- Required action:
All lines in the records below that hold "rotation" are to be shown.

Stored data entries

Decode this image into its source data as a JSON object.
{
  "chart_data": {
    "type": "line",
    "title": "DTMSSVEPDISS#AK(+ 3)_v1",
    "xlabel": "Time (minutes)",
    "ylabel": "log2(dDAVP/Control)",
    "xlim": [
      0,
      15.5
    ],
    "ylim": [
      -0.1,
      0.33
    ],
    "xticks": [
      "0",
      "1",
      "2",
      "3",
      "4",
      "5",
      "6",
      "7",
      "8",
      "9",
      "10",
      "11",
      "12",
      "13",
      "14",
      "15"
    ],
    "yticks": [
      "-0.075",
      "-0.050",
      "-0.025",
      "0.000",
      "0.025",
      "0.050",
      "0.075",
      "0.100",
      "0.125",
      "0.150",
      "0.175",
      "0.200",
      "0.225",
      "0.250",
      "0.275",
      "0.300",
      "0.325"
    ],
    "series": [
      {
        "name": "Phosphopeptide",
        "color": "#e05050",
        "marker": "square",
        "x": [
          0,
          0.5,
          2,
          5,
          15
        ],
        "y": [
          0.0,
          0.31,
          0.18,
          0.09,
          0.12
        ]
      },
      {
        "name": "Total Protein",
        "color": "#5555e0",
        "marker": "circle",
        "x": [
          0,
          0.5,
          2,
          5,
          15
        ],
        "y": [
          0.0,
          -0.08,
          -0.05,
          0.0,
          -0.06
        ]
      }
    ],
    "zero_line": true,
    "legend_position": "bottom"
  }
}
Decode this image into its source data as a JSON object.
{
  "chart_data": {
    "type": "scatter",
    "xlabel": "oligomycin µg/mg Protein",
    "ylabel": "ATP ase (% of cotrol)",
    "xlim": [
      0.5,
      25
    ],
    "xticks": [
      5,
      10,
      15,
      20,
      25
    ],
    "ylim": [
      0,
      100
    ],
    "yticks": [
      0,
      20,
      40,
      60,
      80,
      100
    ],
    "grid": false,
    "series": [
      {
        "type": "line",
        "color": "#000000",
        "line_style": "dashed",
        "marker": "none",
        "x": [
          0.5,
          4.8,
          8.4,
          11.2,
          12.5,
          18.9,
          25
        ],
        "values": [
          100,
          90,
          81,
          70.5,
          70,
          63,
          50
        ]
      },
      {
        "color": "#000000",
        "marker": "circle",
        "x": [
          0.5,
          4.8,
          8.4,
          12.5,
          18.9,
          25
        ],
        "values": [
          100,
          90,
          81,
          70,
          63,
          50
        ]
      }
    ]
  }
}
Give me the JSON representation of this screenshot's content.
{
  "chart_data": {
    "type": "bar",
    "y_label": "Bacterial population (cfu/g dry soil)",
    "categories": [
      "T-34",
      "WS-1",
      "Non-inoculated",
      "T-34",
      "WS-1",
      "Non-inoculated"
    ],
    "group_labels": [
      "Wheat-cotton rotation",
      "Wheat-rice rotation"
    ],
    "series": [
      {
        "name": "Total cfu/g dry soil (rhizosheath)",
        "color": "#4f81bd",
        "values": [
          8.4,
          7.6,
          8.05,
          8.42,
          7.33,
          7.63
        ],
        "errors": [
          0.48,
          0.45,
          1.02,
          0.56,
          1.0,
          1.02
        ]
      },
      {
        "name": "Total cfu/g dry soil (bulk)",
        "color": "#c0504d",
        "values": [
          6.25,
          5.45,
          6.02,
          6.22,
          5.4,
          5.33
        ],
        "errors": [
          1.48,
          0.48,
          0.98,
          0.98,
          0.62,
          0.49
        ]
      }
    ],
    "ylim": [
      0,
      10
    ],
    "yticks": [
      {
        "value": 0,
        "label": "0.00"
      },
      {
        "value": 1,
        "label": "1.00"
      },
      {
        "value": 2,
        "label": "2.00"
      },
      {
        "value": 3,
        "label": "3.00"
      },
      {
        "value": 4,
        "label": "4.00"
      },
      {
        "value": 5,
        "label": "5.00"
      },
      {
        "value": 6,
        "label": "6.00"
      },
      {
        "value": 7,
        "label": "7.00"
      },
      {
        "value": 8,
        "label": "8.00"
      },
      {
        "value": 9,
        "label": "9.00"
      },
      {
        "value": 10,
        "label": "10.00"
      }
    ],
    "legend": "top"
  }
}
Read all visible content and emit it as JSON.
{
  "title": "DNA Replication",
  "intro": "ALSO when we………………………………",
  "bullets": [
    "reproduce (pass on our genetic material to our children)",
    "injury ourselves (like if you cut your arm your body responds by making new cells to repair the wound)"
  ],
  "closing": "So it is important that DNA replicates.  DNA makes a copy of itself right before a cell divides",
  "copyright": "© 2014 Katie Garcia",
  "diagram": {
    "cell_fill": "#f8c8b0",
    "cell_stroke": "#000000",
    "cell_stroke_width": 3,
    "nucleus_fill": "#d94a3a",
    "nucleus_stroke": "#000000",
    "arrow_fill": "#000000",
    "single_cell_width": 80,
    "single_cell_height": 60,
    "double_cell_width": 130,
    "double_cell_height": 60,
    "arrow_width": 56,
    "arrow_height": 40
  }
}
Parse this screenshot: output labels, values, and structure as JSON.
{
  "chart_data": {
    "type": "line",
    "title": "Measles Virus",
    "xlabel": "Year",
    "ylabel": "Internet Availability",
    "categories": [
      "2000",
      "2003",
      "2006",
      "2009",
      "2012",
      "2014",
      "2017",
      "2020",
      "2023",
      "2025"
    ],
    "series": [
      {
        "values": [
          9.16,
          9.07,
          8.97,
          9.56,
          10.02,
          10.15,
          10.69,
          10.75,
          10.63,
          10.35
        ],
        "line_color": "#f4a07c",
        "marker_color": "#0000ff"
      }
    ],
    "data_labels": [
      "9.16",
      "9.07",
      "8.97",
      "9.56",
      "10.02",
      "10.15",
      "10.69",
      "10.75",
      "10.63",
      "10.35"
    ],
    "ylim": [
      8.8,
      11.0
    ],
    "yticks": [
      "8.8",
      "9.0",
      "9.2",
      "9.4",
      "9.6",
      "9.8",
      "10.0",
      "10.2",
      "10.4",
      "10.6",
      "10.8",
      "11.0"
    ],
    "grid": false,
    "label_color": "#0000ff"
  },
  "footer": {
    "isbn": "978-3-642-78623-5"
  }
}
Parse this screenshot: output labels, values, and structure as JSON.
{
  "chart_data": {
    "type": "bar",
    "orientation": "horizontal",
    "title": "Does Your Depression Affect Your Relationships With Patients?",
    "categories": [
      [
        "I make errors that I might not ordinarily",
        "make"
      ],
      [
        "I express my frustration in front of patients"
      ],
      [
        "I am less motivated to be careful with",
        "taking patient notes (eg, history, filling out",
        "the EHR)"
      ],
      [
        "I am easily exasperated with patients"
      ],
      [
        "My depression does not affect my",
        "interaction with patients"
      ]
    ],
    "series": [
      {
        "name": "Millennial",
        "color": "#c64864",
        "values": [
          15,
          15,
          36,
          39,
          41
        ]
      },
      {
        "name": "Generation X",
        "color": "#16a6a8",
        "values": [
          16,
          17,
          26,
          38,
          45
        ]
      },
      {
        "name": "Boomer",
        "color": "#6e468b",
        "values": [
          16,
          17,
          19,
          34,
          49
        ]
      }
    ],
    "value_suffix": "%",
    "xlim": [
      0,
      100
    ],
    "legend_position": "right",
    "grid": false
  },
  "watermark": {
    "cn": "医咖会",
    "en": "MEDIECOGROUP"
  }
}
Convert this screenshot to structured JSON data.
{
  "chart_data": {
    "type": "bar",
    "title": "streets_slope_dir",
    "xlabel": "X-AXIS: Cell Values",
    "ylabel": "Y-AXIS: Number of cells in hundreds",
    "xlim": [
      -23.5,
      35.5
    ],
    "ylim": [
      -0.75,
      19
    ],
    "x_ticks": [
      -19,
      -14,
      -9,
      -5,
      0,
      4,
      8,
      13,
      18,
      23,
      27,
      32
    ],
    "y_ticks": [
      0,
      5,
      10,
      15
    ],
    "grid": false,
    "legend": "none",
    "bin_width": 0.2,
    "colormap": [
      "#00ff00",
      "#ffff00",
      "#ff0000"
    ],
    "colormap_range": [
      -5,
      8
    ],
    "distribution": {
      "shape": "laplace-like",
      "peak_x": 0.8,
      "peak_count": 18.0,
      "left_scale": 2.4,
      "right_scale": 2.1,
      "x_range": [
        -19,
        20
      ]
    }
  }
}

- Reply:
      "Wheat-cotton rotation",
      "Wheat-rice rotation"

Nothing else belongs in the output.